▶ Records for the exercise:
━━━━━━━━

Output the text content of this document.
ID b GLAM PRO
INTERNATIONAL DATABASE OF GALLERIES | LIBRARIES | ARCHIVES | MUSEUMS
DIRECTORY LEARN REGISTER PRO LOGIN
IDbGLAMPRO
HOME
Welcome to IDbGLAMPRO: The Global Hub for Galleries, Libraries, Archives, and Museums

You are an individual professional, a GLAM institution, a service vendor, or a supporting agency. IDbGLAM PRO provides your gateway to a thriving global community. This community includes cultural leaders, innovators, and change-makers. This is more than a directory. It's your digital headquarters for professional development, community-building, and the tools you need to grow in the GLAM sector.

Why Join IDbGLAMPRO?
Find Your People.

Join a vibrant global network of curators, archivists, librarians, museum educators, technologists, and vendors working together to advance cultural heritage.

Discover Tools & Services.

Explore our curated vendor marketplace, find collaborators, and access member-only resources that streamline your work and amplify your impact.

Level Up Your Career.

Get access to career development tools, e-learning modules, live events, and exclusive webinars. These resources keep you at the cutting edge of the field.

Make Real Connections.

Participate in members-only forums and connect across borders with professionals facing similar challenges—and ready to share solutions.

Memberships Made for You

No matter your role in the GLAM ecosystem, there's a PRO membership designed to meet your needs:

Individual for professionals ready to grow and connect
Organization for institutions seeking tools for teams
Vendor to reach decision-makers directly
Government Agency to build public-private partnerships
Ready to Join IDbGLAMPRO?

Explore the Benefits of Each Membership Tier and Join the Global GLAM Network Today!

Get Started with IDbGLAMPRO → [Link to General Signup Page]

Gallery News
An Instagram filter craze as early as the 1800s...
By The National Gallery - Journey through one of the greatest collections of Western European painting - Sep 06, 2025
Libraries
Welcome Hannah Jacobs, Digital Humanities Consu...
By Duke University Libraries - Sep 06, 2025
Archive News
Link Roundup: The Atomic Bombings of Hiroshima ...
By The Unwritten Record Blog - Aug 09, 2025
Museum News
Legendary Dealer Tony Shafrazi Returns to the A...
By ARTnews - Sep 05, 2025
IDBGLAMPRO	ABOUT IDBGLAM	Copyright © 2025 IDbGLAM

━━━━━━━━

▶ What you are asked to do:
Retype the listing exactly, in full.

▶ Response to the exercise:
Output the text content of this document.
ID b GLAM PRO
INTERNATIONAL DATABASE OF GALLERIES | LIBRARIES | ARCHIVES | MUSEUMS
DIRECTORY LEARN REGISTER PRO LOGIN
IDbGLAMPRO
HOME
Welcome to IDbGLAMPRO: The Global Hub for Galleries, Libraries, Archives, and Museums

You are an individual professional, a GLAM institution, a service vendor, or a supporting agency. IDbGLAM PRO provides your gateway to a thriving global community. This community includes cultural leaders, innovators, and change-makers. This is more than a directory. It's your digital headquarters for professional development, community-building, and the tools you need to grow in the GLAM sector.

Why Join IDbGLAMPRO?
Find Your People.

Join a vibrant global network of curators, archivists, librarians, museum educators, technologists, and vendors working together to advance cultural heritage.

Discover Tools & Services.

Explore our curated vendor marketplace, find collaborators, and access member-only resources that streamline your work and amplify your impact.

Level Up Your Career.

Get access to career development tools, e-learning modules, live events, and exclusive webinars. These resources keep you at the cutting edge of the field.

Make Real Connections.

Participate in members-only forums and connect across borders with professionals facing similar challenges—and ready to share solutions.

Memberships Made for You

No matter your role in the GLAM ecosystem, there's a PRO membership designed to meet your needs:

Individual for professionals ready to grow and connect
Organization for institutions seeking tools for teams
Vendor to reach decision-makers directly
Government Agency to build public-private partnerships
Ready to Join IDbGLAMPRO?

Explore the Benefits of Each Membership Tier and Join the Global GLAM Network Today!

Get Started with IDbGLAMPRO → [Link to General Signup Page]

Gallery News
An Instagram filter craze as early as the 1800s...
By The National Gallery - Journey through one of the greatest collections of Western European painting - Sep 06, 2025
Libraries
Welcome Hannah Jacobs, Digital Humanities Consu...
By Duke University Libraries - Sep 06, 2025
Archive News
Link Roundup: The Atomic Bombings of Hiroshima ...
By The Unwritten Record Blog - Aug 09, 2025
Museum News
Legendary Dealer Tony Shafrazi Returns to the A...
By ARTnews - Sep 05, 2025
IDBGLAMPRO	ABOUT IDBGLAM	Copyright © 2025 IDbGLAM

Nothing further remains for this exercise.